++++ Raw records

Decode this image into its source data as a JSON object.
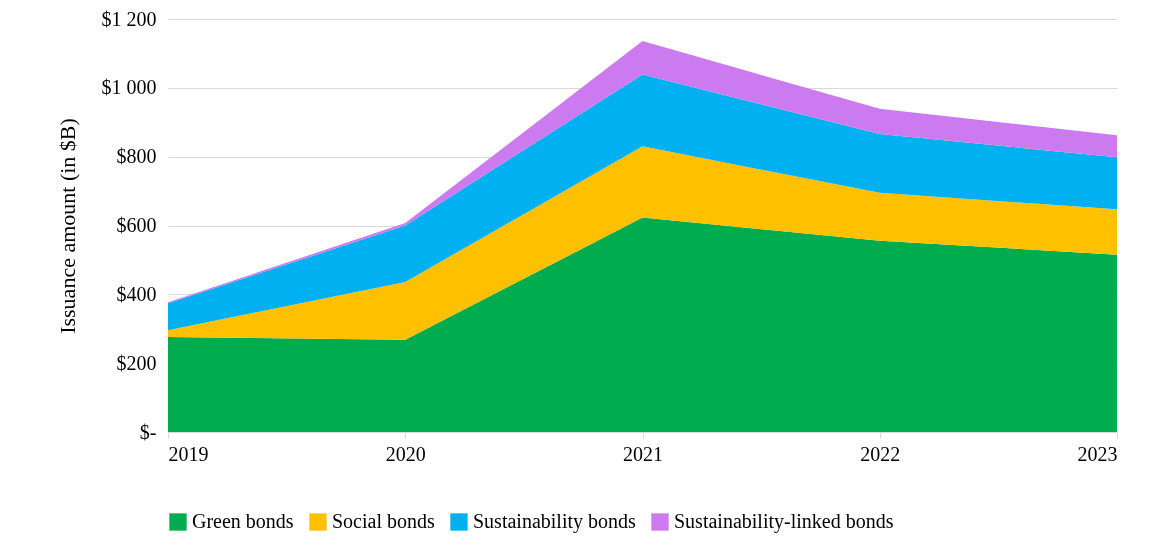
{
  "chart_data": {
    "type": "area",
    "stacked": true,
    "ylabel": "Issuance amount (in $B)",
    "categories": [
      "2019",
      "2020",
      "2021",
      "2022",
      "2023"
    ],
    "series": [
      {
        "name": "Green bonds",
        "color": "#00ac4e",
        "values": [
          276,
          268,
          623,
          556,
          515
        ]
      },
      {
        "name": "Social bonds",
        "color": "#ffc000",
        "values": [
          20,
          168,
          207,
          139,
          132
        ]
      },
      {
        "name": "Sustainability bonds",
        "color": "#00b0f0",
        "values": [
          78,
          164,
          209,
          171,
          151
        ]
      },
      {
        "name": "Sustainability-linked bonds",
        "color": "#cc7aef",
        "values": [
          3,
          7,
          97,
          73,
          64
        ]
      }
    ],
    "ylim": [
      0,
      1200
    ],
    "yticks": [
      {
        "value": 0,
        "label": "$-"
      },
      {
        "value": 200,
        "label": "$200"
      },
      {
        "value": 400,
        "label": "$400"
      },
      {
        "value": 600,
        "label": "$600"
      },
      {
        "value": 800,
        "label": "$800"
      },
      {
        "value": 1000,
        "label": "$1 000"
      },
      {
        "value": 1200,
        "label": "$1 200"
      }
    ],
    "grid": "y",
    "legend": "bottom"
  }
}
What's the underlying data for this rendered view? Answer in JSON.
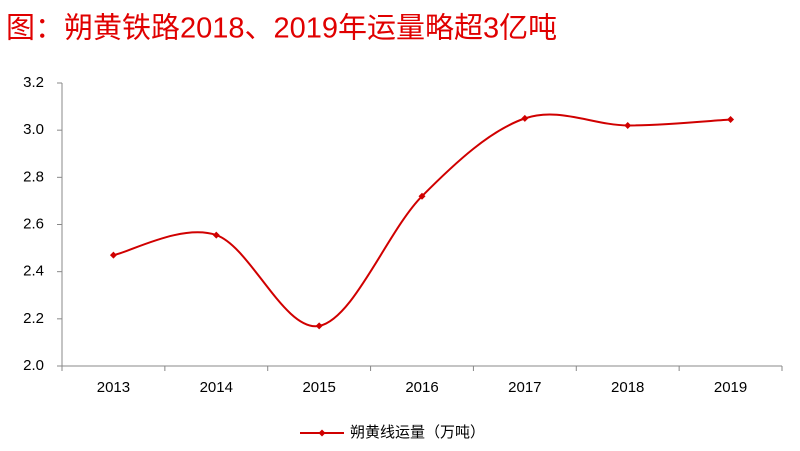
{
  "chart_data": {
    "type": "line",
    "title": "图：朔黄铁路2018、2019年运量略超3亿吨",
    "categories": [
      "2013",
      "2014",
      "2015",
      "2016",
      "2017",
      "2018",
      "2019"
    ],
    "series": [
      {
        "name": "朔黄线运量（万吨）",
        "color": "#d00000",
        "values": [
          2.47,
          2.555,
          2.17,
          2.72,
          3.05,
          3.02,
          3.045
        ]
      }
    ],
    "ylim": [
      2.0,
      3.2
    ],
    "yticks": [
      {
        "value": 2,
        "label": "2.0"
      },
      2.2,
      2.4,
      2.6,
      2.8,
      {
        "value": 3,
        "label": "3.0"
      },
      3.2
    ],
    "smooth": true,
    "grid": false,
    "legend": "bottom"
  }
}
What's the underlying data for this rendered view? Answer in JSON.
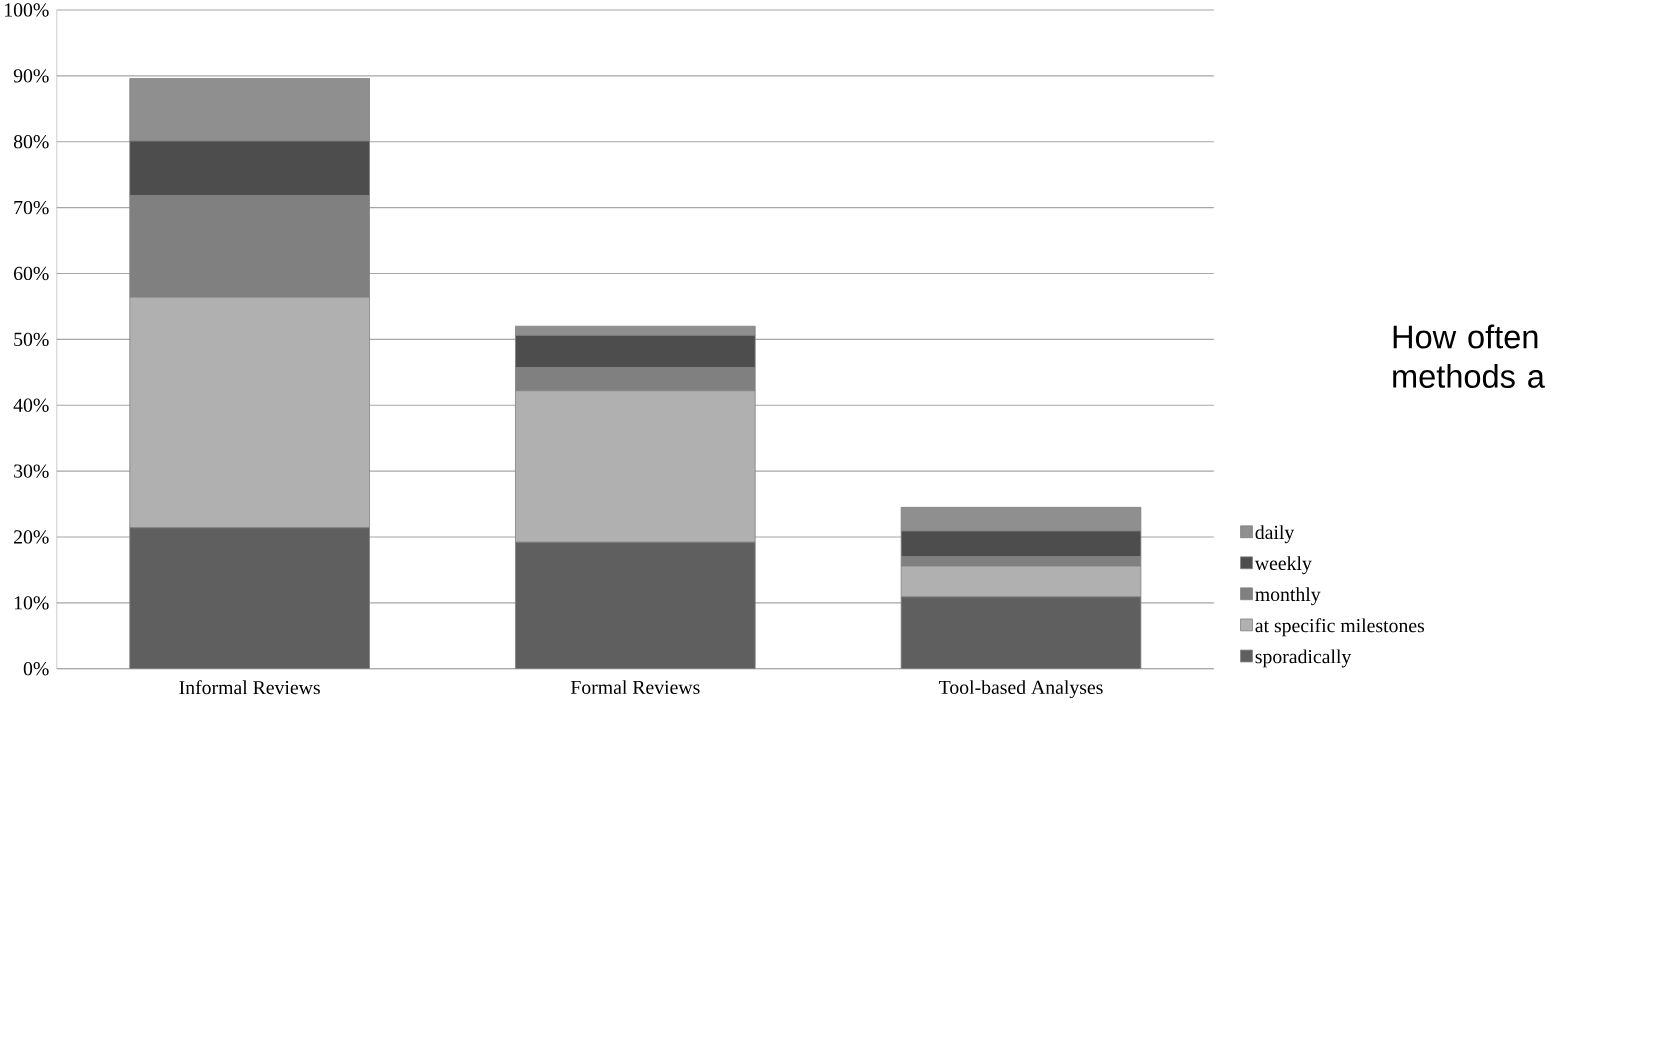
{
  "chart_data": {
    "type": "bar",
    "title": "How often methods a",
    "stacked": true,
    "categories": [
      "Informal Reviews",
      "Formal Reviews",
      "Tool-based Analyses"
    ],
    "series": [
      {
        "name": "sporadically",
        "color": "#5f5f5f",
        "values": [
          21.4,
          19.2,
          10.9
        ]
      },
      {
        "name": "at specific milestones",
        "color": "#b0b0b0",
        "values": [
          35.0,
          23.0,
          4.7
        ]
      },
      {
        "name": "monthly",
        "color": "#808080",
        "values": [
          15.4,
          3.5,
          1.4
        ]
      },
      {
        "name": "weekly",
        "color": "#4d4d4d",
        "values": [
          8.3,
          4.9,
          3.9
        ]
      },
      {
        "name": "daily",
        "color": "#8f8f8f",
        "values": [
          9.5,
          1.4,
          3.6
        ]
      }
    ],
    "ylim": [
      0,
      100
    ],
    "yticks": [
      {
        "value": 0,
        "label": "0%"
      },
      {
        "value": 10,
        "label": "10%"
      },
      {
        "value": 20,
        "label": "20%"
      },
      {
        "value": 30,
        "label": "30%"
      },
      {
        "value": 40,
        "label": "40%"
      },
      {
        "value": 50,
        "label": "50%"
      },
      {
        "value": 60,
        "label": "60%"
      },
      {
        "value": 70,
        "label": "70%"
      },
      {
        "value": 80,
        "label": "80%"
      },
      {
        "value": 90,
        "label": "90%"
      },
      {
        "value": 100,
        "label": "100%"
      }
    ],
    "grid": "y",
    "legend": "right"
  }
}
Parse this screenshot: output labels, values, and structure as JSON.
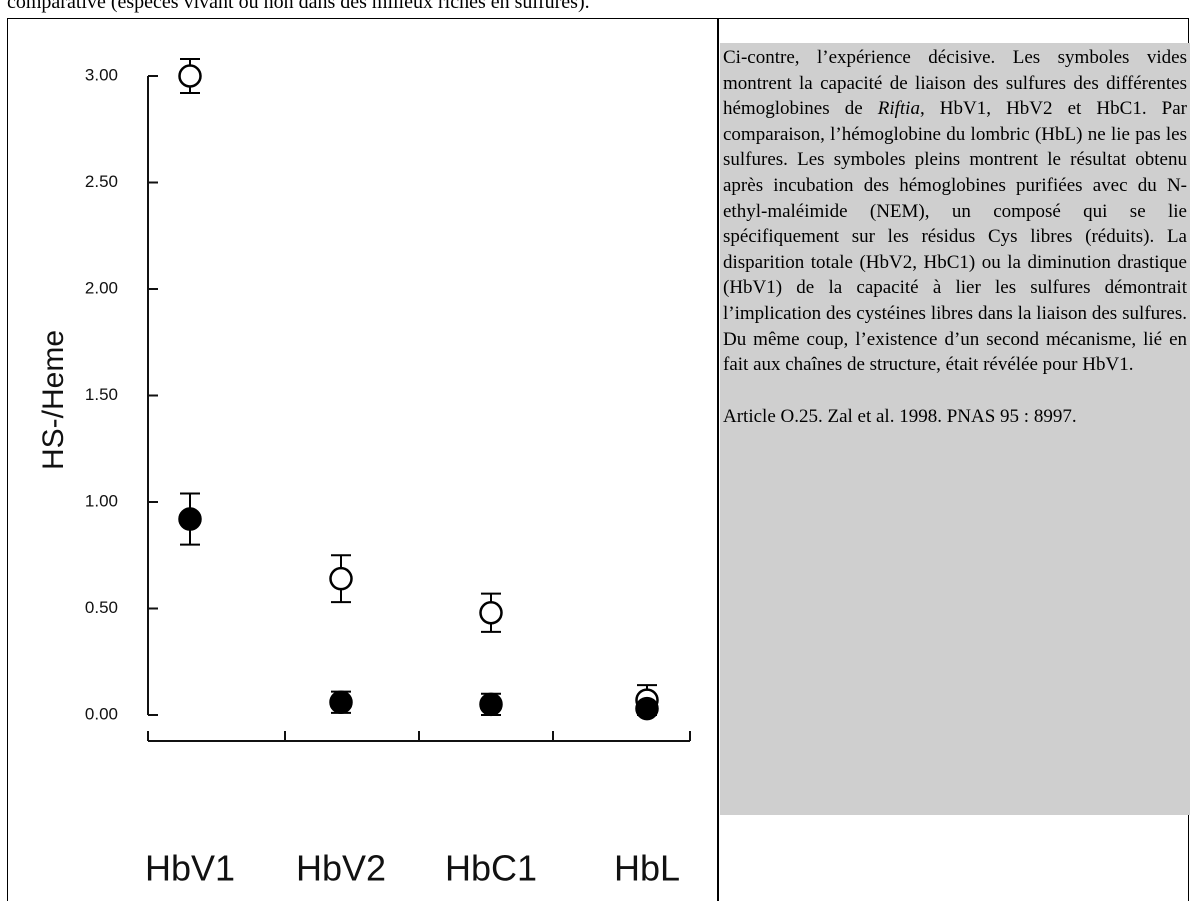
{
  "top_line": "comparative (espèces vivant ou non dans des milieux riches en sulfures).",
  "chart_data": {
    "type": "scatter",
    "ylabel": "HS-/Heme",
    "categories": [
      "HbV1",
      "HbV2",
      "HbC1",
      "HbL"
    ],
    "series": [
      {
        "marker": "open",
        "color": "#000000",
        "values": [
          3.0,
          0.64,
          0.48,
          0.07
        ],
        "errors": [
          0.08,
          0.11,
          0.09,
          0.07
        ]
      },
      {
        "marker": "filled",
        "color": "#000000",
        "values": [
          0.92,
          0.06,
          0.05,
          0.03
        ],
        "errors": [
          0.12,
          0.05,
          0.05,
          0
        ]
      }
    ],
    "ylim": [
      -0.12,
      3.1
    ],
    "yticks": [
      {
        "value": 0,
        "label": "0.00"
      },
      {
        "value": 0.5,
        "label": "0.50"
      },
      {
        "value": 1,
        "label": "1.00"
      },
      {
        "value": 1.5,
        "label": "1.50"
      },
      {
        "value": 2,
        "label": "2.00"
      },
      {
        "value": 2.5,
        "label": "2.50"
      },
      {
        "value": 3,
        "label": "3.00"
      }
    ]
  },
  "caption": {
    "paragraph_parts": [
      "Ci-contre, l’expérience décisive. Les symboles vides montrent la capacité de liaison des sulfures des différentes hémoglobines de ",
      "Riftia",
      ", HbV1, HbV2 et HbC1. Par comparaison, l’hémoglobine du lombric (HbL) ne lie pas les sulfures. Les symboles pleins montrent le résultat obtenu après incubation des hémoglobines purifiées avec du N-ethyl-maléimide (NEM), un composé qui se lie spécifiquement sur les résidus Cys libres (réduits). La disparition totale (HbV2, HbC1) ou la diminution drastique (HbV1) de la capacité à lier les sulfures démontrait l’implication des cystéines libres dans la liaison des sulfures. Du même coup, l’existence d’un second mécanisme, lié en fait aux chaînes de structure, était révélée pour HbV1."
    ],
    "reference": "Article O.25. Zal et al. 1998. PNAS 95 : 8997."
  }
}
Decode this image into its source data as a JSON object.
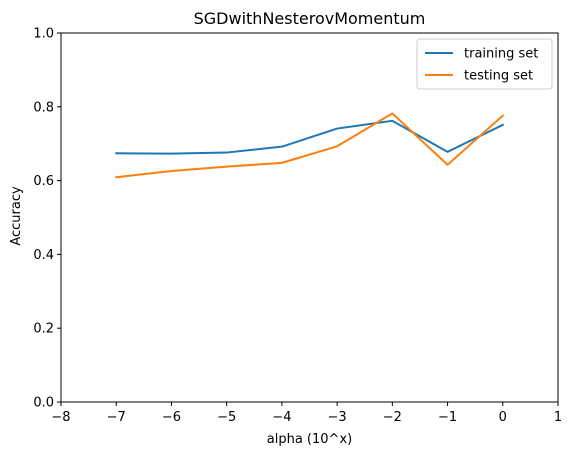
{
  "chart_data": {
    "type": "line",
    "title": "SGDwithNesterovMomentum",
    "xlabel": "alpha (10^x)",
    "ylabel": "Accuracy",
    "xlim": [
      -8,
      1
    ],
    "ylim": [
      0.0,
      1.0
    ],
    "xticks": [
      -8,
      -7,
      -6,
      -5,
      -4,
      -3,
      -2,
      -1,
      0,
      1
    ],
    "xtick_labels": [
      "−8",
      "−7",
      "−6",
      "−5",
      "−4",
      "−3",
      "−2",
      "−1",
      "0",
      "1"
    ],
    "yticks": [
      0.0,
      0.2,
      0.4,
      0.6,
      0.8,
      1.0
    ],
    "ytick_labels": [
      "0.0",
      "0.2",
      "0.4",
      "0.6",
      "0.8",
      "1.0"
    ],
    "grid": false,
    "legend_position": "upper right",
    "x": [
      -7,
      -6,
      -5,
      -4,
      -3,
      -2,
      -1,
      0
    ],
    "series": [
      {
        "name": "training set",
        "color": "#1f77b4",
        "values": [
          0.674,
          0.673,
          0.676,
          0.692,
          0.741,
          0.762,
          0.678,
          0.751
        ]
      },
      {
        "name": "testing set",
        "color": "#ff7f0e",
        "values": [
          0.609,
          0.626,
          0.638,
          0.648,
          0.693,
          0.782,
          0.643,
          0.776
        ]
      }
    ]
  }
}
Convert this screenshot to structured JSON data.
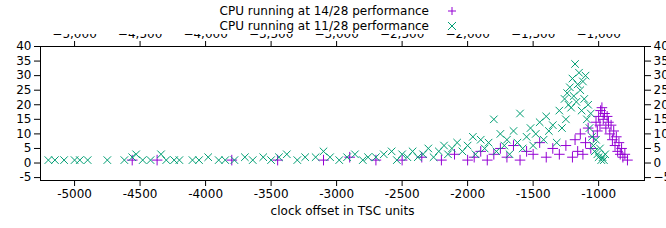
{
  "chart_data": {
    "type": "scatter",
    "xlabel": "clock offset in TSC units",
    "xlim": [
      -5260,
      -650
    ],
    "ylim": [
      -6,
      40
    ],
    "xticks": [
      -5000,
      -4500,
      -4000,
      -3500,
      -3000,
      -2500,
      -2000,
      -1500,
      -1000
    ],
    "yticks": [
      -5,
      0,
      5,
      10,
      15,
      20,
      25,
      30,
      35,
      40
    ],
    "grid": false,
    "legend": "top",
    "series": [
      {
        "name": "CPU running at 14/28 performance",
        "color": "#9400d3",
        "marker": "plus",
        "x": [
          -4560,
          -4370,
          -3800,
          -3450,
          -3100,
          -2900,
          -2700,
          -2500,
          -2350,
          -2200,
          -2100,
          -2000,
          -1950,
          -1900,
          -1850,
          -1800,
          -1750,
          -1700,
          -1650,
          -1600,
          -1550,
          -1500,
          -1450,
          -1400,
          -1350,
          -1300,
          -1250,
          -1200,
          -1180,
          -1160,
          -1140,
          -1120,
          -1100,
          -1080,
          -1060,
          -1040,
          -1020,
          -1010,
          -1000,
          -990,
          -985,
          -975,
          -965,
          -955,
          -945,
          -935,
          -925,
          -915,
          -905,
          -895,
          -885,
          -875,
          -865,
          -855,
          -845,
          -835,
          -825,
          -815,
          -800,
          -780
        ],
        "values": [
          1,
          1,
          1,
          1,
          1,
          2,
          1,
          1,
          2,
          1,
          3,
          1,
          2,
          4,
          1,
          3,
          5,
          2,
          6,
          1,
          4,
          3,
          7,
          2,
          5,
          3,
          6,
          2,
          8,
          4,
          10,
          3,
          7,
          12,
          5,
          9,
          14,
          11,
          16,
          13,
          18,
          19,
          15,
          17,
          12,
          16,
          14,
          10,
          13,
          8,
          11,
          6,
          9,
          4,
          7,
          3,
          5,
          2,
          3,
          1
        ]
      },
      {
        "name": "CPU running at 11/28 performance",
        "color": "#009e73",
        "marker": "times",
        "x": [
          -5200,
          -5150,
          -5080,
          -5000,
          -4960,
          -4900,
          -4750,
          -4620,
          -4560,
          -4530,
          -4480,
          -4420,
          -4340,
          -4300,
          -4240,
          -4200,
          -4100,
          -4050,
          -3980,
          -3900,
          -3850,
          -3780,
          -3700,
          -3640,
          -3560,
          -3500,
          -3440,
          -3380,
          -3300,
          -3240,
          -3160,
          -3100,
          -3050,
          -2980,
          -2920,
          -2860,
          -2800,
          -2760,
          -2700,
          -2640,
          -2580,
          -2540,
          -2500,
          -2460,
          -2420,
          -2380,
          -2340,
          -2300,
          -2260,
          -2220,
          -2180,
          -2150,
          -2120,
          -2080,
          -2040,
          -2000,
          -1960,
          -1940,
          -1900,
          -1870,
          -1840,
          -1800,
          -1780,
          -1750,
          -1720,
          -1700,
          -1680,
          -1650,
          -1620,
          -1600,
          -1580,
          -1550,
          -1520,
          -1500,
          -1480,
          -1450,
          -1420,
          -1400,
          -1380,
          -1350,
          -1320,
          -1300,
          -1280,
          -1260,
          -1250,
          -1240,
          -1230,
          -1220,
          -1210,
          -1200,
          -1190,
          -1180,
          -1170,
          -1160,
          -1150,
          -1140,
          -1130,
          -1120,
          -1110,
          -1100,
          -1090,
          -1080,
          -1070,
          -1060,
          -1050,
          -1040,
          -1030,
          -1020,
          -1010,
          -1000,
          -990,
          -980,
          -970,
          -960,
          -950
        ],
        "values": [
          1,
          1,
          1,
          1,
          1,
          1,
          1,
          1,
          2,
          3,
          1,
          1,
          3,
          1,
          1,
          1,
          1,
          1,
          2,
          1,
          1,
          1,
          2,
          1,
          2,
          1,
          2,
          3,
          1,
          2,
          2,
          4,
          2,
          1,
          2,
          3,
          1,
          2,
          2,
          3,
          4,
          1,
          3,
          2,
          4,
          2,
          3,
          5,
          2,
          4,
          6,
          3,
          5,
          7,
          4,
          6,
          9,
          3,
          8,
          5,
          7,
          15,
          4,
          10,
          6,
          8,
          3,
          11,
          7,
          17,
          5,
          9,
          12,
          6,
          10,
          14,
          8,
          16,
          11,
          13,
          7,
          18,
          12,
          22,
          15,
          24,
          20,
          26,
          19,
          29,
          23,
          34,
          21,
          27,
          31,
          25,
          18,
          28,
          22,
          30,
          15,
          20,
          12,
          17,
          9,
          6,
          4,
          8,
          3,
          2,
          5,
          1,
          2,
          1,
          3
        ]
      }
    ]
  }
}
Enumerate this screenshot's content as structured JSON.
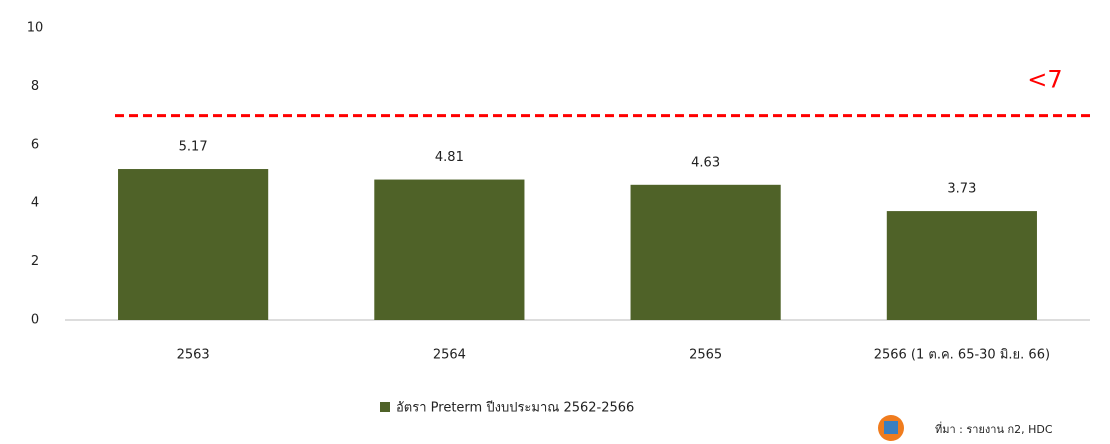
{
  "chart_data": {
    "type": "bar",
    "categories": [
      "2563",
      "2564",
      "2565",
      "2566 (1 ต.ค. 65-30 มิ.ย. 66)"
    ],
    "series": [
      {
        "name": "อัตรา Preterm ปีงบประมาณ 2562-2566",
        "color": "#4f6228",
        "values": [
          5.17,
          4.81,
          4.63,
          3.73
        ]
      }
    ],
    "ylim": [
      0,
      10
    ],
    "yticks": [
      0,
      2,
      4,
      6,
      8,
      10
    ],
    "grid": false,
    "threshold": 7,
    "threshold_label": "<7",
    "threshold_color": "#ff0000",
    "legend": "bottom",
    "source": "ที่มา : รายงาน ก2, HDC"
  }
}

++++++++

◆ Task description: Which lines hold the word "right"? Return all of them from the records above.

◆ The output:
    "legend": "right"
    "legend_position": "upper right",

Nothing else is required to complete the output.